* _What to work on_:
Each record below should be output verbatim, without pictures.
# # # #
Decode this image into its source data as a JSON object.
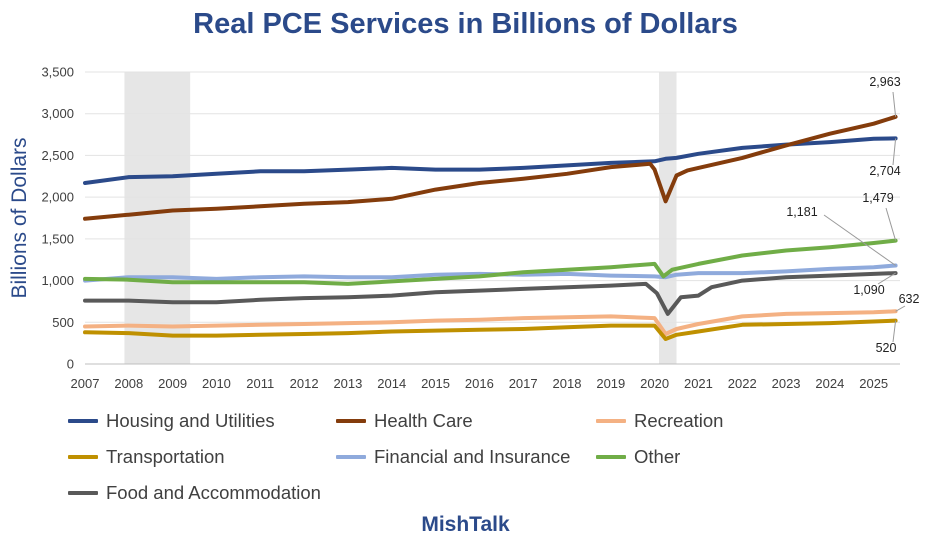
{
  "chart_data": {
    "type": "line",
    "title": "Real PCE Services in Billions of Dollars",
    "ylabel": "Billions of Dollars",
    "xlabel": "",
    "brand": "MishTalk",
    "ylim": [
      0,
      3500
    ],
    "yticks": [
      "0",
      "500",
      "1,000",
      "1,500",
      "2,000",
      "2,500",
      "3,000",
      "3,500"
    ],
    "xlim": [
      2007.0,
      2025.6
    ],
    "xticks": [
      "2007",
      "2008",
      "2009",
      "2010",
      "2011",
      "2012",
      "2013",
      "2014",
      "2015",
      "2016",
      "2017",
      "2018",
      "2019",
      "2020",
      "2021",
      "2022",
      "2023",
      "2024",
      "2025"
    ],
    "recessions": [
      [
        2007.9,
        2009.4
      ],
      [
        2020.1,
        2020.5
      ]
    ],
    "series": [
      {
        "name": "Housing and Utilities",
        "color": "#2b4a8a",
        "x": [
          2007,
          2008,
          2009,
          2010,
          2011,
          2012,
          2013,
          2014,
          2015,
          2016,
          2017,
          2018,
          2019,
          2020,
          2020.25,
          2020.5,
          2021,
          2022,
          2023,
          2024,
          2025,
          2025.5
        ],
        "values": [
          2170,
          2240,
          2250,
          2280,
          2310,
          2310,
          2330,
          2350,
          2330,
          2330,
          2350,
          2380,
          2410,
          2430,
          2460,
          2470,
          2520,
          2590,
          2630,
          2660,
          2700,
          2704
        ]
      },
      {
        "name": "Health Care",
        "color": "#843c0c",
        "x": [
          2007,
          2008,
          2009,
          2010,
          2011,
          2012,
          2013,
          2014,
          2015,
          2016,
          2017,
          2018,
          2019,
          2019.9,
          2020,
          2020.25,
          2020.5,
          2020.75,
          2021,
          2022,
          2023,
          2024,
          2025,
          2025.5
        ],
        "values": [
          1740,
          1790,
          1840,
          1860,
          1890,
          1920,
          1940,
          1980,
          2090,
          2170,
          2220,
          2280,
          2360,
          2400,
          2330,
          1950,
          2260,
          2320,
          2350,
          2470,
          2620,
          2760,
          2880,
          2963
        ]
      },
      {
        "name": "Recreation",
        "color": "#f4b183",
        "x": [
          2007,
          2008,
          2009,
          2010,
          2011,
          2012,
          2013,
          2014,
          2015,
          2016,
          2017,
          2018,
          2019,
          2020,
          2020.25,
          2020.5,
          2021,
          2022,
          2023,
          2024,
          2025,
          2025.5
        ],
        "values": [
          450,
          460,
          450,
          460,
          470,
          480,
          490,
          500,
          520,
          530,
          550,
          560,
          570,
          550,
          360,
          420,
          480,
          570,
          600,
          610,
          620,
          632
        ]
      },
      {
        "name": "Transportation",
        "color": "#bf9000",
        "x": [
          2007,
          2008,
          2009,
          2010,
          2011,
          2012,
          2013,
          2014,
          2015,
          2016,
          2017,
          2018,
          2019,
          2020,
          2020.25,
          2020.5,
          2021,
          2022,
          2023,
          2024,
          2025,
          2025.5
        ],
        "values": [
          380,
          370,
          340,
          340,
          350,
          360,
          370,
          390,
          400,
          410,
          420,
          440,
          460,
          460,
          300,
          350,
          390,
          470,
          480,
          490,
          510,
          520
        ]
      },
      {
        "name": "Financial and Insurance",
        "color": "#8faadc",
        "x": [
          2007,
          2008,
          2009,
          2010,
          2011,
          2012,
          2013,
          2014,
          2015,
          2016,
          2017,
          2018,
          2019,
          2020,
          2020.25,
          2020.5,
          2021,
          2022,
          2023,
          2024,
          2025,
          2025.5
        ],
        "values": [
          1000,
          1040,
          1040,
          1020,
          1040,
          1050,
          1040,
          1040,
          1070,
          1080,
          1070,
          1080,
          1060,
          1050,
          1040,
          1070,
          1090,
          1090,
          1110,
          1140,
          1160,
          1181
        ]
      },
      {
        "name": "Other",
        "color": "#70ad47",
        "x": [
          2007,
          2008,
          2009,
          2010,
          2011,
          2012,
          2013,
          2014,
          2015,
          2016,
          2017,
          2018,
          2019,
          2020,
          2020.2,
          2020.4,
          2021,
          2022,
          2023,
          2024,
          2025,
          2025.5
        ],
        "values": [
          1020,
          1010,
          980,
          980,
          980,
          980,
          960,
          990,
          1020,
          1050,
          1100,
          1130,
          1160,
          1200,
          1050,
          1130,
          1200,
          1300,
          1360,
          1400,
          1450,
          1479
        ]
      },
      {
        "name": "Food and Accommodation",
        "color": "#595959",
        "x": [
          2007,
          2008,
          2009,
          2010,
          2011,
          2012,
          2013,
          2014,
          2015,
          2016,
          2017,
          2018,
          2019,
          2019.8,
          2020.05,
          2020.3,
          2020.6,
          2021,
          2021.3,
          2022,
          2023,
          2024,
          2025,
          2025.5
        ],
        "values": [
          760,
          760,
          740,
          740,
          770,
          790,
          800,
          820,
          860,
          880,
          900,
          920,
          940,
          960,
          850,
          600,
          800,
          820,
          920,
          1000,
          1040,
          1060,
          1080,
          1090
        ]
      }
    ],
    "end_labels": [
      "2,963",
      "2,704",
      "1,479",
      "1,181",
      "1,090",
      "632",
      "520"
    ]
  }
}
# # # #
* _Answer for the task_:
Decode this image into its source data as a JSON object.
{
  "chart_data": {
    "type": "line",
    "title": "Real PCE Services in Billions of Dollars",
    "ylabel": "Billions of Dollars",
    "xlabel": "",
    "brand": "MishTalk",
    "ylim": [
      0,
      3500
    ],
    "yticks": [
      "0",
      "500",
      "1,000",
      "1,500",
      "2,000",
      "2,500",
      "3,000",
      "3,500"
    ],
    "xlim": [
      2007.0,
      2025.6
    ],
    "xticks": [
      "2007",
      "2008",
      "2009",
      "2010",
      "2011",
      "2012",
      "2013",
      "2014",
      "2015",
      "2016",
      "2017",
      "2018",
      "2019",
      "2020",
      "2021",
      "2022",
      "2023",
      "2024",
      "2025"
    ],
    "recessions": [
      [
        2007.9,
        2009.4
      ],
      [
        2020.1,
        2020.5
      ]
    ],
    "series": [
      {
        "name": "Housing and Utilities",
        "color": "#2b4a8a",
        "x": [
          2007,
          2008,
          2009,
          2010,
          2011,
          2012,
          2013,
          2014,
          2015,
          2016,
          2017,
          2018,
          2019,
          2020,
          2020.25,
          2020.5,
          2021,
          2022,
          2023,
          2024,
          2025,
          2025.5
        ],
        "values": [
          2170,
          2240,
          2250,
          2280,
          2310,
          2310,
          2330,
          2350,
          2330,
          2330,
          2350,
          2380,
          2410,
          2430,
          2460,
          2470,
          2520,
          2590,
          2630,
          2660,
          2700,
          2704
        ]
      },
      {
        "name": "Health Care",
        "color": "#843c0c",
        "x": [
          2007,
          2008,
          2009,
          2010,
          2011,
          2012,
          2013,
          2014,
          2015,
          2016,
          2017,
          2018,
          2019,
          2019.9,
          2020,
          2020.25,
          2020.5,
          2020.75,
          2021,
          2022,
          2023,
          2024,
          2025,
          2025.5
        ],
        "values": [
          1740,
          1790,
          1840,
          1860,
          1890,
          1920,
          1940,
          1980,
          2090,
          2170,
          2220,
          2280,
          2360,
          2400,
          2330,
          1950,
          2260,
          2320,
          2350,
          2470,
          2620,
          2760,
          2880,
          2963
        ]
      },
      {
        "name": "Recreation",
        "color": "#f4b183",
        "x": [
          2007,
          2008,
          2009,
          2010,
          2011,
          2012,
          2013,
          2014,
          2015,
          2016,
          2017,
          2018,
          2019,
          2020,
          2020.25,
          2020.5,
          2021,
          2022,
          2023,
          2024,
          2025,
          2025.5
        ],
        "values": [
          450,
          460,
          450,
          460,
          470,
          480,
          490,
          500,
          520,
          530,
          550,
          560,
          570,
          550,
          360,
          420,
          480,
          570,
          600,
          610,
          620,
          632
        ]
      },
      {
        "name": "Transportation",
        "color": "#bf9000",
        "x": [
          2007,
          2008,
          2009,
          2010,
          2011,
          2012,
          2013,
          2014,
          2015,
          2016,
          2017,
          2018,
          2019,
          2020,
          2020.25,
          2020.5,
          2021,
          2022,
          2023,
          2024,
          2025,
          2025.5
        ],
        "values": [
          380,
          370,
          340,
          340,
          350,
          360,
          370,
          390,
          400,
          410,
          420,
          440,
          460,
          460,
          300,
          350,
          390,
          470,
          480,
          490,
          510,
          520
        ]
      },
      {
        "name": "Financial and Insurance",
        "color": "#8faadc",
        "x": [
          2007,
          2008,
          2009,
          2010,
          2011,
          2012,
          2013,
          2014,
          2015,
          2016,
          2017,
          2018,
          2019,
          2020,
          2020.25,
          2020.5,
          2021,
          2022,
          2023,
          2024,
          2025,
          2025.5
        ],
        "values": [
          1000,
          1040,
          1040,
          1020,
          1040,
          1050,
          1040,
          1040,
          1070,
          1080,
          1070,
          1080,
          1060,
          1050,
          1040,
          1070,
          1090,
          1090,
          1110,
          1140,
          1160,
          1181
        ]
      },
      {
        "name": "Other",
        "color": "#70ad47",
        "x": [
          2007,
          2008,
          2009,
          2010,
          2011,
          2012,
          2013,
          2014,
          2015,
          2016,
          2017,
          2018,
          2019,
          2020,
          2020.2,
          2020.4,
          2021,
          2022,
          2023,
          2024,
          2025,
          2025.5
        ],
        "values": [
          1020,
          1010,
          980,
          980,
          980,
          980,
          960,
          990,
          1020,
          1050,
          1100,
          1130,
          1160,
          1200,
          1050,
          1130,
          1200,
          1300,
          1360,
          1400,
          1450,
          1479
        ]
      },
      {
        "name": "Food and Accommodation",
        "color": "#595959",
        "x": [
          2007,
          2008,
          2009,
          2010,
          2011,
          2012,
          2013,
          2014,
          2015,
          2016,
          2017,
          2018,
          2019,
          2019.8,
          2020.05,
          2020.3,
          2020.6,
          2021,
          2021.3,
          2022,
          2023,
          2024,
          2025,
          2025.5
        ],
        "values": [
          760,
          760,
          740,
          740,
          770,
          790,
          800,
          820,
          860,
          880,
          900,
          920,
          940,
          960,
          850,
          600,
          800,
          820,
          920,
          1000,
          1040,
          1060,
          1080,
          1090
        ]
      }
    ],
    "end_labels": [
      "2,963",
      "2,704",
      "1,479",
      "1,181",
      "1,090",
      "632",
      "520"
    ]
  }
}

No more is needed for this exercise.